### Exercise aim
Rewrite every line of the data below, substituting "paragraph-lead" with "lead-sentence" wherever it occurs and keeping everything else identical. Omit the pictures from your output.

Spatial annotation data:
====
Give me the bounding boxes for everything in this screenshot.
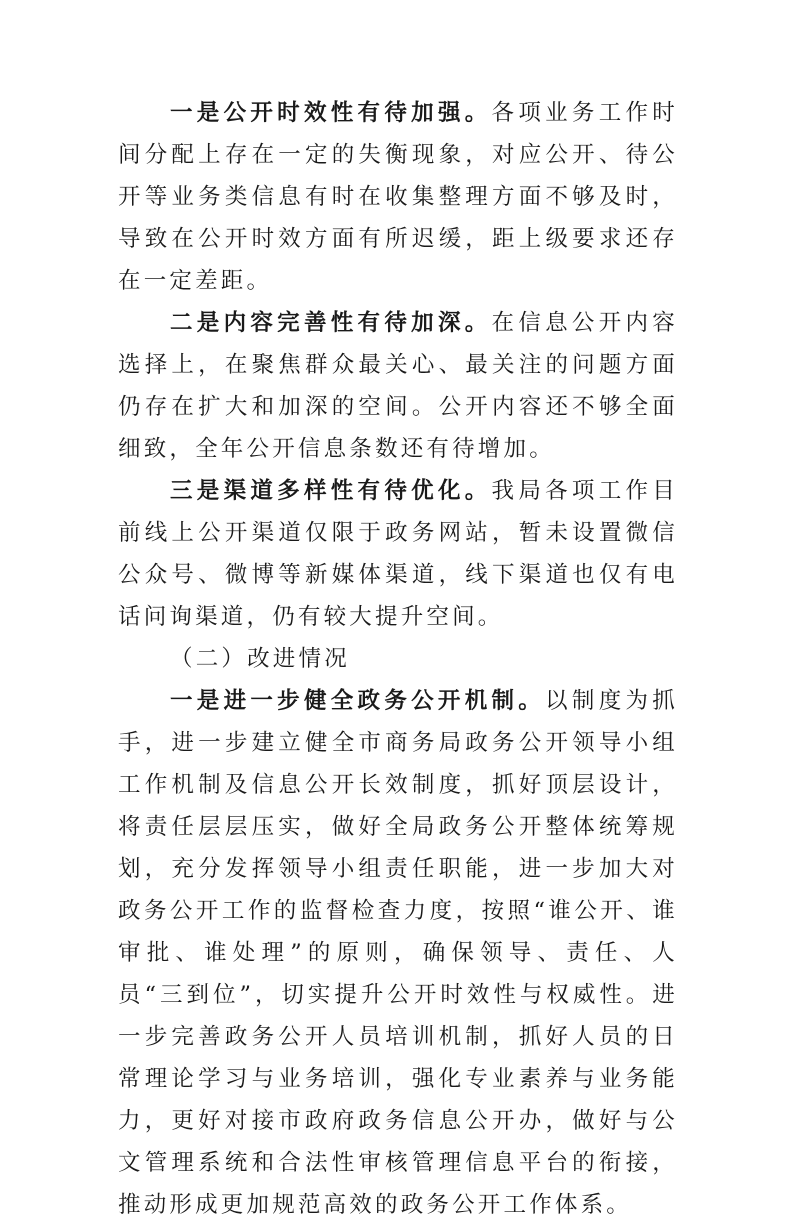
paragraph-text: 各项业务工作时间分配上存在一定的失衡现象，对应公开、待公开等业务类信息有时在收集整理方面不够及时，导致在公开时效方面有所迟缓，距上级要求还存在一定差距。 bbox=[118, 100, 678, 294]
paragraph-text: 在信息公开内容选择上，在聚焦群众最关心、最关注的问题方面仍存在扩大和加深的空间。公开内容还不够全面细致，全年公开信息条数还有待增加。 bbox=[118, 310, 678, 462]
paragraph-lead: 一是进一步健全政务公开机制。 bbox=[170, 688, 546, 714]
document-body bbox=[118, 92, 678, 1226]
paragraph-lead: 一是公开时效性有待加强。 bbox=[170, 100, 492, 126]
paragraph-lead: 二是内容完善性有待加深。 bbox=[170, 310, 492, 336]
paragraph-timeliness bbox=[118, 92, 678, 302]
paragraph-content bbox=[118, 302, 678, 470]
section-heading: （二）改进情况 bbox=[170, 646, 350, 672]
paragraph-text: 以制度为抓手，进一步建立健全市商务局政务公开领导小组工作机制及信息公开长效制度，抓好顶层设计，将责任层层压实，做好全局政务公开整体统筹规划，充分发挥领导小组责任职能，进一步加大对政务公开工作的监督检查力度，按照“谁公开、谁审批、谁处理”的原则，确保领导、责任、人员“三到位”，切实提升公开时效性与权威性。进一步完善政务公开人员培训机制，抓好人员的日常理论学习与业务培训，强化专业素养与业务能力，更好对接市政府政务信息公开办，做好与公文管理系统和合法性审核管理信息平台的衔接，推动形成更加规范高效的政务公开工作体系。 bbox=[118, 688, 678, 1218]
paragraph-improvement bbox=[118, 680, 678, 1226]
paragraph-lead: 三是渠道多样性有待优化。 bbox=[170, 478, 492, 504]
paragraph-channels bbox=[118, 470, 678, 638]
paragraph-text: 我局各项工作目前线上公开渠道仅限于政务网站，暂未设置微信公众号、微博等新媒体渠道，线下渠道也仅有电话问询渠道，仍有较大提升空间。 bbox=[118, 478, 678, 630]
====
### Exercise result
Give me the bounding boxes for everything in this screenshot.
paragraph-text: 各项业务工作时间分配上存在一定的失衡现象，对应公开、待公开等业务类信息有时在收集整理方面不够及时，导致在公开时效方面有所迟缓，距上级要求还存在一定差距。 bbox=[118, 100, 678, 294]
paragraph-text: 在信息公开内容选择上，在聚焦群众最关心、最关注的问题方面仍存在扩大和加深的空间。公开内容还不够全面细致，全年公开信息条数还有待增加。 bbox=[118, 310, 678, 462]
lead-sentence: 一是进一步健全政务公开机制。 bbox=[170, 688, 546, 714]
document-body bbox=[118, 92, 678, 1226]
lead-sentence: 一是公开时效性有待加强。 bbox=[170, 100, 492, 126]
lead-sentence: 二是内容完善性有待加深。 bbox=[170, 310, 492, 336]
paragraph-timeliness bbox=[118, 92, 678, 302]
paragraph-content bbox=[118, 302, 678, 470]
section-heading: （二）改进情况 bbox=[170, 646, 350, 672]
paragraph-text: 以制度为抓手，进一步建立健全市商务局政务公开领导小组工作机制及信息公开长效制度，抓好顶层设计，将责任层层压实，做好全局政务公开整体统筹规划，充分发挥领导小组责任职能，进一步加大对政务公开工作的监督检查力度，按照“谁公开、谁审批、谁处理”的原则，确保领导、责任、人员“三到位”，切实提升公开时效性与权威性。进一步完善政务公开人员培训机制，抓好人员的日常理论学习与业务培训，强化专业素养与业务能力，更好对接市政府政务信息公开办，做好与公文管理系统和合法性审核管理信息平台的衔接，推动形成更加规范高效的政务公开工作体系。 bbox=[118, 688, 678, 1218]
paragraph-improvement bbox=[118, 680, 678, 1226]
lead-sentence: 三是渠道多样性有待优化。 bbox=[170, 478, 492, 504]
paragraph-channels bbox=[118, 470, 678, 638]
paragraph-text: 我局各项工作目前线上公开渠道仅限于政务网站，暂未设置微信公众号、微博等新媒体渠道，线下渠道也仅有电话问询渠道，仍有较大提升空间。 bbox=[118, 478, 678, 630]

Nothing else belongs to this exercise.